Write out all of the data exactly as it appears.

Excerpt from a dataset
═══
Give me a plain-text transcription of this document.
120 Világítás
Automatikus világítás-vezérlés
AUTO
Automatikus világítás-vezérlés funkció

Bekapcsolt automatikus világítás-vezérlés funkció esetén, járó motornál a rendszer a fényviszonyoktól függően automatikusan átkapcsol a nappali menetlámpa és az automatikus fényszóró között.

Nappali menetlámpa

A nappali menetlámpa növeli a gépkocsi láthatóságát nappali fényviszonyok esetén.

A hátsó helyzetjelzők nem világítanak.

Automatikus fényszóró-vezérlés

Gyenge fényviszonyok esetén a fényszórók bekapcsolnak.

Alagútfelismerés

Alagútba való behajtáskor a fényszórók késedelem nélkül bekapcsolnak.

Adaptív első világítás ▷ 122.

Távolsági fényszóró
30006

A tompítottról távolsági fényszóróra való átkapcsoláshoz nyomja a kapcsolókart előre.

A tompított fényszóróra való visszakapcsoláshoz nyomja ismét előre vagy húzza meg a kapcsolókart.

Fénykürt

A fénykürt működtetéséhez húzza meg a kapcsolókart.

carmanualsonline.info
═══
# [Solved exercise]
Give me a plain-text transcription of this document.
120 Világítás
Automatikus világítás-vezérlés
AUTO
Automatikus világítás-vezérlés funkció

Bekapcsolt automatikus világítás-vezérlés funkció esetén, járó motornál a rendszer a fényviszonyoktól függően automatikusan átkapcsol a nappali menetlámpa és az automatikus fényszóró között.

Nappali menetlámpa

A nappali menetlámpa növeli a gépkocsi láthatóságát nappali fényviszonyok esetén.

A hátsó helyzetjelzők nem világítanak.

Automatikus fényszóró-vezérlés

Gyenge fényviszonyok esetén a fényszórók bekapcsolnak.

Alagútfelismerés

Alagútba való behajtáskor a fényszórók késedelem nélkül bekapcsolnak.

Adaptív első világítás ▷ 122.

Távolsági fényszóró
30006

A tompítottról távolsági fényszóróra való átkapcsoláshoz nyomja a kapcsolókart előre.

A tompított fényszóróra való visszakapcsoláshoz nyomja ismét előre vagy húzza meg a kapcsolókart.

Fénykürt

A fénykürt működtetéséhez húzza meg a kapcsolókart.

carmanualsonline.info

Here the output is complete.